[TASK REQUIREMENTS]:
A - According to the Asymmetritania article, in which countries have species of this grasshopper genus been recorded?
B - Write out the part of the Asymmetritania article that opens with the words containing "Asymmetritania is a" and closes with "a separate subfamily.".

[PAGE EXTRACT]:
□ □ □ □
Asymmetritania

Scientific classification
- Domain: Eukaryota
- Kingdom: Animalia
- Phylum: Arthropoda
- Class: Insecta
- Order: Orthoptera
- Suborder: Caelifera
- Family: Acrididae
- Subfamily: Incolacridinae
- Genus: Asymmetritania Storozhenko, 2021

= Asymmetritania =

Genus of grasshoppers

Asymmetritania is a genus of grasshoppers in the subfamily Incolacridinae (previously the tribe Incolacridini Tinkham, 1940). To date, species have been recorded from Thailand and Vietnam.

Asymmetritania was previously effectively placed in the subfamily Catantopinae, with the type species as "Stolzia vietnamensis". The discovery of this species in Cát Tiên National Park, Đồng Nai Province was considered the first record of the genus Stolzia from the continental part of Asia, but this was reviewed in the setting-up of the Incolacridinae, which is now considered a separate subfamily.

==Species==
The Orthoptera Species File lists:
1. Asymmetritania asymmetrica (Ingrisch, 1989) - Thailand and Vietnam
2. Asymmetritania vietnamensis Storozhenko, 2020 – type species – locality: Cát Tiên National Park, Vietnam.
□ □ □ □
[DATA SUPPLIED]:
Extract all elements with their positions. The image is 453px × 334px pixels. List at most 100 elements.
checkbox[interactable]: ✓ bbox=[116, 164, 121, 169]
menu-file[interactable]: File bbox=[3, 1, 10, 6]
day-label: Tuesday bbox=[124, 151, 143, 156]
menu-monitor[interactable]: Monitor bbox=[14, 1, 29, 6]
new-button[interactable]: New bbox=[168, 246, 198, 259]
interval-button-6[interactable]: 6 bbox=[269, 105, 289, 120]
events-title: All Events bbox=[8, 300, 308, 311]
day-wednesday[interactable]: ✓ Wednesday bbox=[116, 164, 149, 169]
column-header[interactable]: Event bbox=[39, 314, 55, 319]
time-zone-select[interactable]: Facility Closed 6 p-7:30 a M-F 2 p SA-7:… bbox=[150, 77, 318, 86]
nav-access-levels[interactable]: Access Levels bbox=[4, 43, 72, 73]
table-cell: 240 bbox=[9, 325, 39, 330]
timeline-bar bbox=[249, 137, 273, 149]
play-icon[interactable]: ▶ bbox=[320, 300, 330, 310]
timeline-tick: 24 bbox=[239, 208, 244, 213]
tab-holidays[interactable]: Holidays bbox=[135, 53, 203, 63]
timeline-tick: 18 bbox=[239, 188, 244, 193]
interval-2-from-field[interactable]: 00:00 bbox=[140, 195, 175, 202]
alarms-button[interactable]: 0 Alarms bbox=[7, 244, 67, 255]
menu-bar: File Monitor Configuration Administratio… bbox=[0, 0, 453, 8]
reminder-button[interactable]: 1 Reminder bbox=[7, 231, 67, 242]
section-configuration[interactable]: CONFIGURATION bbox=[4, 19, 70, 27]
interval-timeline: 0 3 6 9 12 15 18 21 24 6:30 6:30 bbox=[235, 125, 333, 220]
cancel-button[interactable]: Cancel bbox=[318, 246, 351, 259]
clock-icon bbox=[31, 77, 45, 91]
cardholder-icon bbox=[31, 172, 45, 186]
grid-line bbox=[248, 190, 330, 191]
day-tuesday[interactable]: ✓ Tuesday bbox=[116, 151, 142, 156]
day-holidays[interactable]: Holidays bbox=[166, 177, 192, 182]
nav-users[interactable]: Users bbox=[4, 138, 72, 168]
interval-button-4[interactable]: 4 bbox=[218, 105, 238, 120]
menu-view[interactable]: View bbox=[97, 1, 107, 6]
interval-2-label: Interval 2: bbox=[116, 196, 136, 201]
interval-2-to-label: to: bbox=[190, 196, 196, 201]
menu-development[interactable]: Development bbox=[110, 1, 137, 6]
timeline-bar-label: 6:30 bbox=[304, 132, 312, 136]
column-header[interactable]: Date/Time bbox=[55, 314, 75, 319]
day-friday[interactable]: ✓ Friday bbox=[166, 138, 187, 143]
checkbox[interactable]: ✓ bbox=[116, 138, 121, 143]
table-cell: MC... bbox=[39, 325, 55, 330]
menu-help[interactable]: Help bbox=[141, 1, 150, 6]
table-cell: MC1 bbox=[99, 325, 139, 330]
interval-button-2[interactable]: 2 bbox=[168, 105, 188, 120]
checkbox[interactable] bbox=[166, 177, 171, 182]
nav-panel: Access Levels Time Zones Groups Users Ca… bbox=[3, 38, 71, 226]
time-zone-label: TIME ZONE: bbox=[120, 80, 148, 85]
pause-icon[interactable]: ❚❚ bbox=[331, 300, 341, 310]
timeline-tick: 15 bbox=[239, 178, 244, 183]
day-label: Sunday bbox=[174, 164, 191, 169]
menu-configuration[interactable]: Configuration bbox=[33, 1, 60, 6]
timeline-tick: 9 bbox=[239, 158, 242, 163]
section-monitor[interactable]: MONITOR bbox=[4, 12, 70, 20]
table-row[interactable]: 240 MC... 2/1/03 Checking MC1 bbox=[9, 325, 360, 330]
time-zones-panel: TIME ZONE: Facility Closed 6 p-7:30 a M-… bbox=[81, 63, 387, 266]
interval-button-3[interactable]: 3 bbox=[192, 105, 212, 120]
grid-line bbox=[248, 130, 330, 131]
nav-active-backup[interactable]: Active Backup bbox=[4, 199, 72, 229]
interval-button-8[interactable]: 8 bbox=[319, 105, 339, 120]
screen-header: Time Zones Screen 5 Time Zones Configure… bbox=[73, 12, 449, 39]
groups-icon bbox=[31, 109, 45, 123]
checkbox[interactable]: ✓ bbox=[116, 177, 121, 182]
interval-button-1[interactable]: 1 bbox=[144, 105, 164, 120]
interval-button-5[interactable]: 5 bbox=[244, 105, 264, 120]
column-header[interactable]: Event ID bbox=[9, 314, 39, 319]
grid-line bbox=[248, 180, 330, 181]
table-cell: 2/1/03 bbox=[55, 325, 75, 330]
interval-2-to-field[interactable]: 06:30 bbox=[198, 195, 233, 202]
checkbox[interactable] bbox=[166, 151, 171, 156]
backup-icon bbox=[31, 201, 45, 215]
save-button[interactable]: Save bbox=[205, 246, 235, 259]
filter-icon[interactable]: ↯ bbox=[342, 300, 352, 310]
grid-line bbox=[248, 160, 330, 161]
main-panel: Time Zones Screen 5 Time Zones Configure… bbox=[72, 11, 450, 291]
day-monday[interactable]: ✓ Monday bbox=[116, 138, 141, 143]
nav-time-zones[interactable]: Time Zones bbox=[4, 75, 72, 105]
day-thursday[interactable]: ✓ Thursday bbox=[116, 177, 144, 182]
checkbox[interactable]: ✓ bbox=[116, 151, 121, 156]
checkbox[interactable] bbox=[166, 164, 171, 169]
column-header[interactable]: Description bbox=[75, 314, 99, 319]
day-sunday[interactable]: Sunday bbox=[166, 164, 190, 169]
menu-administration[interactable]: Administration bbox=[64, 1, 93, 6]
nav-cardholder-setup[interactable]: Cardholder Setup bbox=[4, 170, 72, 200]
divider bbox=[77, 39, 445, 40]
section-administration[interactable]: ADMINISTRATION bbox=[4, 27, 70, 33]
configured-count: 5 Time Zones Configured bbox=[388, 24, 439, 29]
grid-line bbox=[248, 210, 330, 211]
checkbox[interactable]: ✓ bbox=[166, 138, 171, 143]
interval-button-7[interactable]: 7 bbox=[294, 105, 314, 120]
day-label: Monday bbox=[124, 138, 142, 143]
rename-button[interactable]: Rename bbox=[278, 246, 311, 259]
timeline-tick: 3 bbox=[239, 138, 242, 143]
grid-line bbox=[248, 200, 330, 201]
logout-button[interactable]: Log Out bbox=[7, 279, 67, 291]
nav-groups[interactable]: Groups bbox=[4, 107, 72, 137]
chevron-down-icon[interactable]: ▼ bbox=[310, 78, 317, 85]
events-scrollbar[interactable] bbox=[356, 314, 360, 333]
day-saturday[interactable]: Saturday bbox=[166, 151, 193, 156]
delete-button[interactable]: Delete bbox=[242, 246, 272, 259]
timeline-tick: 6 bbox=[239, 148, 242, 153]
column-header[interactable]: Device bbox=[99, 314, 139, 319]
□ □ □ □
[WRITTEN RESPONSES]:
A - Thailand and Vietnam.

B -
Asymmetritania is a genus of grasshoppers in the subfamily Incolacridinae (previously the tribe Incolacridini Tinkham, 1940). To date, species have been recorded from Thailand and Vietnam.

Asymmetritania was previously effectively placed in the subfamily Catantopinae, with the type species as "Stolzia vietnamensis". The discovery of this species in Cát Tiên National Park, Đồng Nai Province was considered the first record of the genus Stolzia from the continental part of Asia, but this was reviewed in the setting-up of the Incolacridinae, which is now considered a separate subfamily.